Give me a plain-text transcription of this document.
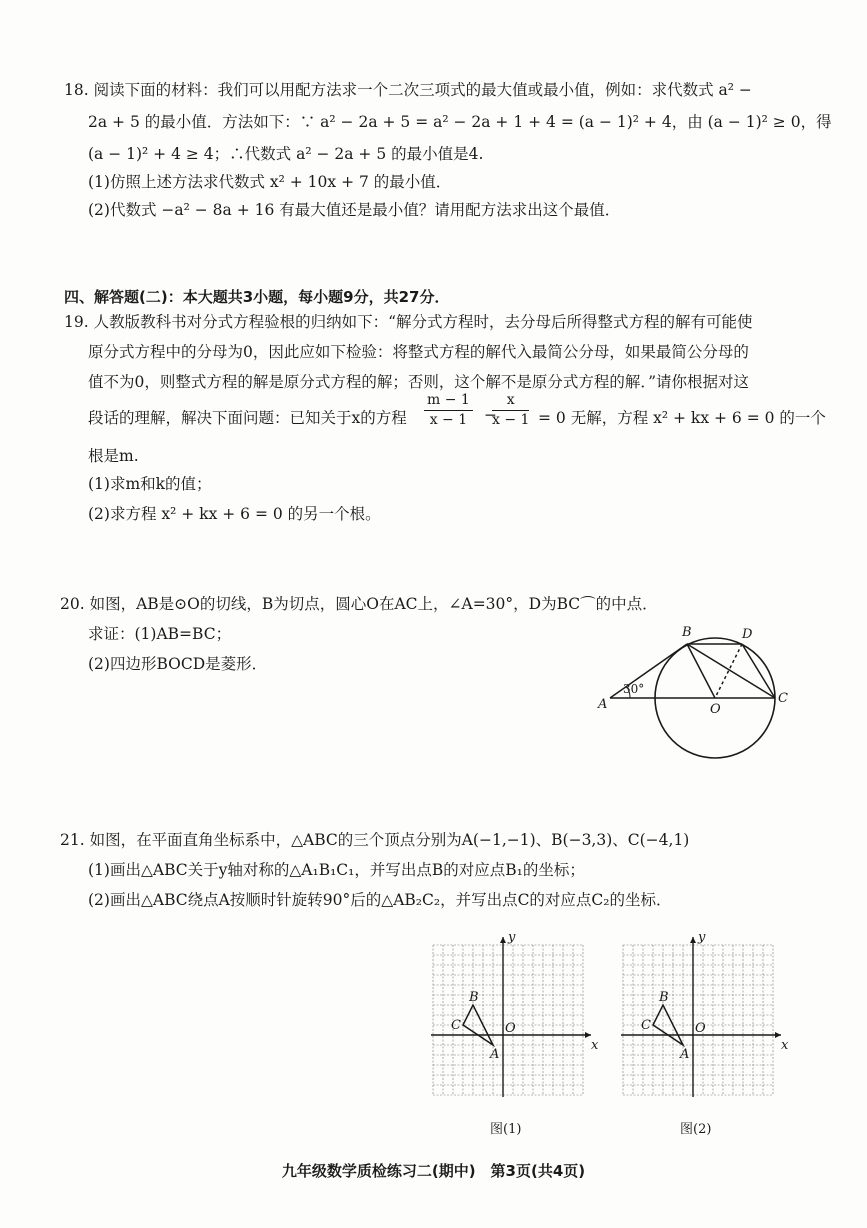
18. 阅读下面的材料：我们可以用配方法求一个二次三项式的最大值或最小值，例如：求代数式 a² −
2a + 5 的最小值．方法如下：∵ a² − 2a + 5 = a² − 2a + 1 + 4 = (a − 1)² + 4，由 (a − 1)² ≥ 0，得
(a − 1)² + 4 ≥ 4；∴代数式 a² − 2a + 5 的最小值是4.
(1)仿照上述方法求代数式 x² + 10x + 7 的最小值．
(2)代数式 −a² − 8a + 16 有最大值还是最小值？请用配方法求出这个最值．
四、解答题(二)：本大题共3小题，每小题9分，共27分．
19. 人教版教科书对分式方程验根的归纳如下：“解分式方程时，去分母后所得整式方程的解有可能使
原分式方程中的分母为0，因此应如下检验：将整式方程的解代入最简公分母，如果最简公分母的
值不为0，则整式方程的解是原分式方程的解；否则，这个解不是原分式方程的解．”请你根据对这
段话的理解，解决下面问题：已知关于x的方程 $\frac{m - 1}{x - 1}$ −
$\frac{x}{x - 1} = 0$ 无解，方程 x² + kx + 6 = 0 的一个
根是m.
(1)求m和k的值；
(2)求方程 x² + kx + 6 = 0 的另一个根。
20. 如图，AB是⊙O的切线，B为切点，圆心O在AC上，∠A=30°，D为BC⌒的中点．
求证：(1)AB=BC；
(2)四边形BOCD是菱形．
30°
A
B
C
D
O
21. 如图，在平面直角坐标系中，△ABC的三个顶点分别为A(−1,−1)、B(−3,3)、C(−4,1)
(1)画出△ABC关于y轴对称的△A₁B₁C₁，并写出点B的对应点B₁的坐标；
(2)画出△ABC绕点A按顺时针旋转90°后的△AB₂C₂，并写出点C的对应点C₂的坐标．
A
B
C	O
x
y
图(1)
A
B
C	O
x
y
图(2)
九年级数学质检练习二(期中)　第3页(共4页)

━━━━━━━━━━

- **Do this**:
The word "frac" may appear on some lines of these records; state how many such lines there are, and nothing else.

- **Solution**:
2